**Exercise details**
Extract every entry word for word. Skip the pictures.

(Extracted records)

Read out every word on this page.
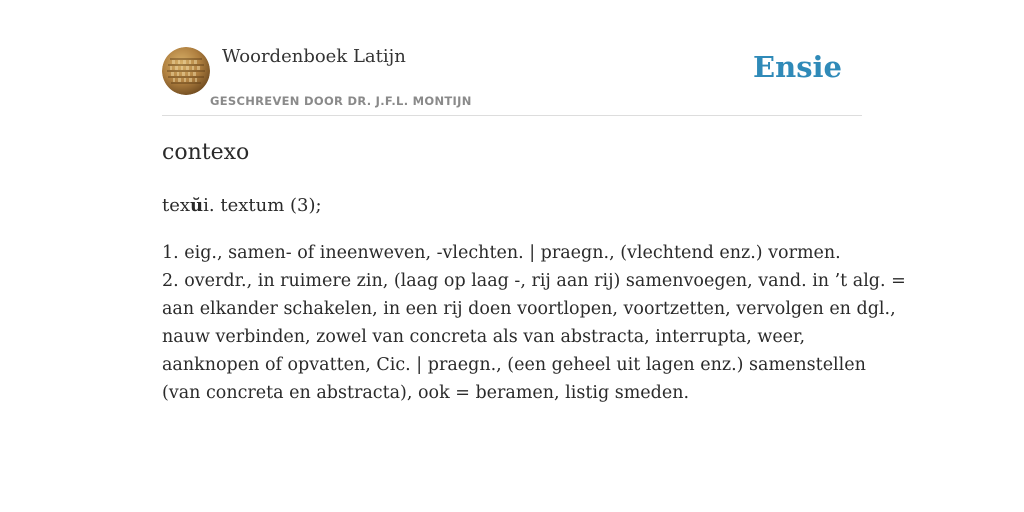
Woordenboek Latijn
GESCHREVEN DOOR DR. J.F.L. MONTIJN
Ensie
contexo
texŭi. textum (3);
1. eig., samen- of ineenweven, -vlechten. | praegn., (vlechtend enz.) vormen.
2. overdr., in ruimere zin, (laag op laag -, rij aan rij) samenvoegen, vand. in ’t alg. =
aan elkander schakelen, in een rij doen voortlopen, voortzetten, vervolgen en dgl.,
nauw verbinden, zowel van concreta als van abstracta, interrupta, weer,
aanknopen of opvatten, Cic. | praegn., (een geheel uit lagen enz.) samenstellen
(van concreta en abstracta), ook = beramen, listig smeden.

**Problem solution**
Read out every word on this page.
Woordenboek Latijn
GESCHREVEN DOOR DR. J.F.L. MONTIJN
Ensie
contexo
texŭi. textum (3);
1. eig., samen- of ineenweven, -vlechten. | praegn., (vlechtend enz.) vormen.
2. overdr., in ruimere zin, (laag op laag -, rij aan rij) samenvoegen, vand. in ’t alg. =
aan elkander schakelen, in een rij doen voortlopen, voortzetten, vervolgen en dgl.,
nauw verbinden, zowel van concreta als van abstracta, interrupta, weer,
aanknopen of opvatten, Cic. | praegn., (een geheel uit lagen enz.) samenstellen
(van concreta en abstracta), ook = beramen, listig smeden.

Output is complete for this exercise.